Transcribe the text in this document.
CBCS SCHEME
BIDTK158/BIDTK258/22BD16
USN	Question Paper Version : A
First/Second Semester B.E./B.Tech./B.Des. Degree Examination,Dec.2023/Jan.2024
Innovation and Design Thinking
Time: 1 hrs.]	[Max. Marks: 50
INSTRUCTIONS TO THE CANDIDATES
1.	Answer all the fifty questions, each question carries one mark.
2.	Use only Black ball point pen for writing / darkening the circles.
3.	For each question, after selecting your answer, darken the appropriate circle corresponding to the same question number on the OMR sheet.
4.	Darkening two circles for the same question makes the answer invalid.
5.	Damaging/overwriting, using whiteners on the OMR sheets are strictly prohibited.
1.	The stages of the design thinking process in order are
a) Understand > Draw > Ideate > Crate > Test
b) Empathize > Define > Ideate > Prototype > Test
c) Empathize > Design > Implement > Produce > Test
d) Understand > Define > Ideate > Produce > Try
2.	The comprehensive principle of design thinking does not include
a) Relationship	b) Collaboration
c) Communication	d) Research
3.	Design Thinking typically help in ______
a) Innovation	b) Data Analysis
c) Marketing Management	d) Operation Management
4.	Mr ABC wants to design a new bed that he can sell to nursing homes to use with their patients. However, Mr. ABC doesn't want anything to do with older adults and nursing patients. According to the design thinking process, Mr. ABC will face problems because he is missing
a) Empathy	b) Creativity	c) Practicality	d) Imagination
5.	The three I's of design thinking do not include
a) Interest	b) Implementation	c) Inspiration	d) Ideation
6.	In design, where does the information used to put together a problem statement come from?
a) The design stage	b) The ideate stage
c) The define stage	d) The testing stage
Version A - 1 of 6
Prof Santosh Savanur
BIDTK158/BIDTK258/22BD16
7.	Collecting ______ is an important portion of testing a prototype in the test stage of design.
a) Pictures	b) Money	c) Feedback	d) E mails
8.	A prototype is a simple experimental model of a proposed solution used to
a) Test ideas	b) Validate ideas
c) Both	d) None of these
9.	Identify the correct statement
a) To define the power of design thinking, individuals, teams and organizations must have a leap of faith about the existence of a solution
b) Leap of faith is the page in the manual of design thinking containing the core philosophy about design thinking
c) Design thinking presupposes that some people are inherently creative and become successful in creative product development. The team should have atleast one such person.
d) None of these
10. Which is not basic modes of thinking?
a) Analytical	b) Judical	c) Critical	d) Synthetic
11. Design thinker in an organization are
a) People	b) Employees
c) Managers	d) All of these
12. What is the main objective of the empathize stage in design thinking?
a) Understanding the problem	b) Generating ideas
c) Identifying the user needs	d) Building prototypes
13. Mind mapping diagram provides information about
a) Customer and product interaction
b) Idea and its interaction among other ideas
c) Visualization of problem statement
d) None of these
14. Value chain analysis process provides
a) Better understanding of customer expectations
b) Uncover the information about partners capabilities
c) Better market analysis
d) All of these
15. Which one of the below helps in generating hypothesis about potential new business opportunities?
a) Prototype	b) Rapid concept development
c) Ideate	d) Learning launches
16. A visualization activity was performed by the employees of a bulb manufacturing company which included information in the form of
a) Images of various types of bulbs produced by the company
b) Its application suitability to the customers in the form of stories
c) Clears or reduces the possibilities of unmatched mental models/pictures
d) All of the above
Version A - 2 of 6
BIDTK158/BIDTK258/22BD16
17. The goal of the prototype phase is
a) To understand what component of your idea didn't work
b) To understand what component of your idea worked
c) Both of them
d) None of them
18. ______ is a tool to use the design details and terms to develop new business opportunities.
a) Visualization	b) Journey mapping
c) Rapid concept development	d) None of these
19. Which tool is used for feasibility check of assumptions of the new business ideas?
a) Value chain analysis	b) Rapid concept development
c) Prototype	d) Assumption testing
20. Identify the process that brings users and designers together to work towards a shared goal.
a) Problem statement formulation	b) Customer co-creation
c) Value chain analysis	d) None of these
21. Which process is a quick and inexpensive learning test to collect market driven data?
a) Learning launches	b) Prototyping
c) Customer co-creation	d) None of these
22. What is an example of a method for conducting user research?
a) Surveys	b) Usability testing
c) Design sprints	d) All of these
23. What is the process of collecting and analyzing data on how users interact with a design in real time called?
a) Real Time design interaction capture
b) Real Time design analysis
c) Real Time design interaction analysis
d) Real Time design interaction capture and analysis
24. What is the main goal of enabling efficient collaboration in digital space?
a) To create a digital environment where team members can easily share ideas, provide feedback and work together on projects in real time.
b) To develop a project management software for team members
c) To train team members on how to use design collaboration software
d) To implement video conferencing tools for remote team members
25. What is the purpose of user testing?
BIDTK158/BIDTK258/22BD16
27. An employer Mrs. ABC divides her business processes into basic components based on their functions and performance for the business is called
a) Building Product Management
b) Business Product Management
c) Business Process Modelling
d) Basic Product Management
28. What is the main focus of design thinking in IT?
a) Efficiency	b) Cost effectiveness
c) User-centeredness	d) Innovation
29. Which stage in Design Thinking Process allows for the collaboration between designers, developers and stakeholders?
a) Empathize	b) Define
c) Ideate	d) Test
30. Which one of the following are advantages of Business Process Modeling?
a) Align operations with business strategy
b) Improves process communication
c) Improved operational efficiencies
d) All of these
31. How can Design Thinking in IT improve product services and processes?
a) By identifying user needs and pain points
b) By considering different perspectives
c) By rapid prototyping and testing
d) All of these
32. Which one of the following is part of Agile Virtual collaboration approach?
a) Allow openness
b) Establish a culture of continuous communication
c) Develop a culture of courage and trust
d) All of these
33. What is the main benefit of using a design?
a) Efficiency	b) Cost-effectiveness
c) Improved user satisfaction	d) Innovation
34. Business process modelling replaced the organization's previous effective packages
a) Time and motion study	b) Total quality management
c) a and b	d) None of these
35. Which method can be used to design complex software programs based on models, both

§ §

(PROBLEM DESCRIPTION):
Retype all of the entries shown above, exactly.

(TASK SOLUTION):
Transcribe the text in this document.
CBCS SCHEME
BIDTK158/BIDTK258/22BD16
USN	Question Paper Version : A
First/Second Semester B.E./B.Tech./B.Des. Degree Examination,Dec.2023/Jan.2024
Innovation and Design Thinking
Time: 1 hrs.]	[Max. Marks: 50
INSTRUCTIONS TO THE CANDIDATES
1.	Answer all the fifty questions, each question carries one mark.
2.	Use only Black ball point pen for writing / darkening the circles.
3.	For each question, after selecting your answer, darken the appropriate circle corresponding to the same question number on the OMR sheet.
4.	Darkening two circles for the same question makes the answer invalid.
5.	Damaging/overwriting, using whiteners on the OMR sheets are strictly prohibited.
1.	The stages of the design thinking process in order are
a) Understand > Draw > Ideate > Crate > Test
b) Empathize > Define > Ideate > Prototype > Test
c) Empathize > Design > Implement > Produce > Test
d) Understand > Define > Ideate > Produce > Try
2.	The comprehensive principle of design thinking does not include
a) Relationship	b) Collaboration
c) Communication	d) Research
3.	Design Thinking typically help in ______
a) Innovation	b) Data Analysis
c) Marketing Management	d) Operation Management
4.	Mr ABC wants to design a new bed that he can sell to nursing homes to use with their patients. However, Mr. ABC doesn't want anything to do with older adults and nursing patients. According to the design thinking process, Mr. ABC will face problems because he is missing
a) Empathy	b) Creativity	c) Practicality	d) Imagination
5.	The three I's of design thinking do not include
a) Interest	b) Implementation	c) Inspiration	d) Ideation
6.	In design, where does the information used to put together a problem statement come from?
a) The design stage	b) The ideate stage
c) The define stage	d) The testing stage
Version A - 1 of 6
Prof Santosh Savanur
BIDTK158/BIDTK258/22BD16
7.	Collecting ______ is an important portion of testing a prototype in the test stage of design.
a) Pictures	b) Money	c) Feedback	d) E mails
8.	A prototype is a simple experimental model of a proposed solution used to
a) Test ideas	b) Validate ideas
c) Both	d) None of these
9.	Identify the correct statement
a) To define the power of design thinking, individuals, teams and organizations must have a leap of faith about the existence of a solution
b) Leap of faith is the page in the manual of design thinking containing the core philosophy about design thinking
c) Design thinking presupposes that some people are inherently creative and become successful in creative product development. The team should have atleast one such person.
d) None of these
10. Which is not basic modes of thinking?
a) Analytical	b) Judical	c) Critical	d) Synthetic
11. Design thinker in an organization are
a) People	b) Employees
c) Managers	d) All of these
12. What is the main objective of the empathize stage in design thinking?
a) Understanding the problem	b) Generating ideas
c) Identifying the user needs	d) Building prototypes
13. Mind mapping diagram provides information about
a) Customer and product interaction
b) Idea and its interaction among other ideas
c) Visualization of problem statement
d) None of these
14. Value chain analysis process provides
a) Better understanding of customer expectations
b) Uncover the information about partners capabilities
c) Better market analysis
d) All of these
15. Which one of the below helps in generating hypothesis about potential new business opportunities?
a) Prototype	b) Rapid concept development
c) Ideate	d) Learning launches
16. A visualization activity was performed by the employees of a bulb manufacturing company which included information in the form of
a) Images of various types of bulbs produced by the company
b) Its application suitability to the customers in the form of stories
c) Clears or reduces the possibilities of unmatched mental models/pictures
d) All of the above
Version A - 2 of 6
BIDTK158/BIDTK258/22BD16
17. The goal of the prototype phase is
a) To understand what component of your idea didn't work
b) To understand what component of your idea worked
c) Both of them
d) None of them
18. ______ is a tool to use the design details and terms to develop new business opportunities.
a) Visualization	b) Journey mapping
c) Rapid concept development	d) None of these
19. Which tool is used for feasibility check of assumptions of the new business ideas?
a) Value chain analysis	b) Rapid concept development
c) Prototype	d) Assumption testing
20. Identify the process that brings users and designers together to work towards a shared goal.
a) Problem statement formulation	b) Customer co-creation
c) Value chain analysis	d) None of these
21. Which process is a quick and inexpensive learning test to collect market driven data?
a) Learning launches	b) Prototyping
c) Customer co-creation	d) None of these
22. What is an example of a method for conducting user research?
a) Surveys	b) Usability testing
c) Design sprints	d) All of these
23. What is the process of collecting and analyzing data on how users interact with a design in real time called?
a) Real Time design interaction capture
b) Real Time design analysis
c) Real Time design interaction analysis
d) Real Time design interaction capture and analysis
24. What is the main goal of enabling efficient collaboration in digital space?
a) To create a digital environment where team members can easily share ideas, provide feedback and work together on projects in real time.
b) To develop a project management software for team members
c) To train team members on how to use design collaboration software
d) To implement video conferencing tools for remote team members
25. What is the purpose of user testing?
BIDTK158/BIDTK258/22BD16
27. An employer Mrs. ABC divides her business processes into basic components based on their functions and performance for the business is called
a) Building Product Management
b) Business Product Management
c) Business Process Modelling
d) Basic Product Management
28. What is the main focus of design thinking in IT?
a) Efficiency	b) Cost effectiveness
c) User-centeredness	d) Innovation
29. Which stage in Design Thinking Process allows for the collaboration between designers, developers and stakeholders?
a) Empathize	b) Define
c) Ideate	d) Test
30. Which one of the following are advantages of Business Process Modeling?
a) Align operations with business strategy
b) Improves process communication
c) Improved operational efficiencies
d) All of these
31. How can Design Thinking in IT improve product services and processes?
a) By identifying user needs and pain points
b) By considering different perspectives
c) By rapid prototyping and testing
d) All of these
32. Which one of the following is part of Agile Virtual collaboration approach?
a) Allow openness
b) Establish a culture of continuous communication
c) Develop a culture of courage and trust
d) All of these
33. What is the main benefit of using a design?
a) Efficiency	b) Cost-effectiveness
c) Improved user satisfaction	d) Innovation
34. Business process modelling replaced the organization's previous effective packages
a) Time and motion study	b) Total quality management
c) a and b	d) None of these
35. Which method can be used to design complex software programs based on models, both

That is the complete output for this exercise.